- _Description of the task_: Transcribe each line of the material as it is, and drop any picture.

- _Records for processing_:
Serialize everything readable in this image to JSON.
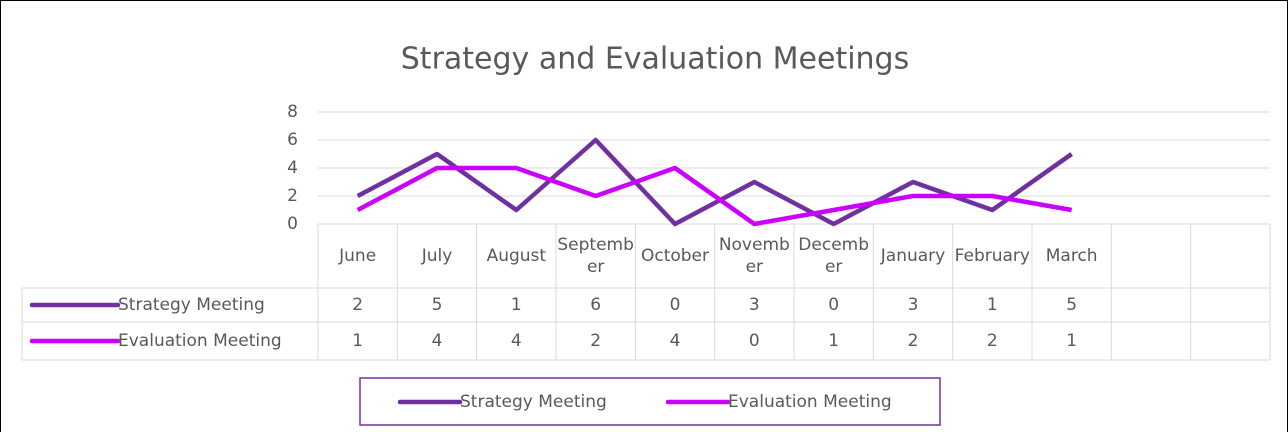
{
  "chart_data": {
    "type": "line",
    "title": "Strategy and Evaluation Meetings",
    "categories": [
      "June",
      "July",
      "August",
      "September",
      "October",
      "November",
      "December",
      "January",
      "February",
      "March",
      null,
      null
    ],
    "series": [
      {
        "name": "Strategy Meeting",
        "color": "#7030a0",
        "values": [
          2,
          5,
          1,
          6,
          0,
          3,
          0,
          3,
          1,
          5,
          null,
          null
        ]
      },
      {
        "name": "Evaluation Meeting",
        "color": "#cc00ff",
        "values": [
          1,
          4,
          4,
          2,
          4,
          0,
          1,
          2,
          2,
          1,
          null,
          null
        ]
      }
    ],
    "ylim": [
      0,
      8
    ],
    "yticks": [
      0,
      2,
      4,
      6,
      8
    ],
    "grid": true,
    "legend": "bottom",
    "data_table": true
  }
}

- _Answer to this exercise_:
Serialize everything readable in this image to JSON.
{
  "chart_data": {
    "type": "line",
    "title": "Strategy and Evaluation Meetings",
    "categories": [
      "June",
      "July",
      "August",
      "September",
      "October",
      "November",
      "December",
      "January",
      "February",
      "March",
      null,
      null
    ],
    "series": [
      {
        "name": "Strategy Meeting",
        "color": "#7030a0",
        "values": [
          2,
          5,
          1,
          6,
          0,
          3,
          0,
          3,
          1,
          5,
          null,
          null
        ]
      },
      {
        "name": "Evaluation Meeting",
        "color": "#cc00ff",
        "values": [
          1,
          4,
          4,
          2,
          4,
          0,
          1,
          2,
          2,
          1,
          null,
          null
        ]
      }
    ],
    "ylim": [
      0,
      8
    ],
    "yticks": [
      0,
      2,
      4,
      6,
      8
    ],
    "grid": true,
    "legend": "bottom",
    "data_table": true
  }
}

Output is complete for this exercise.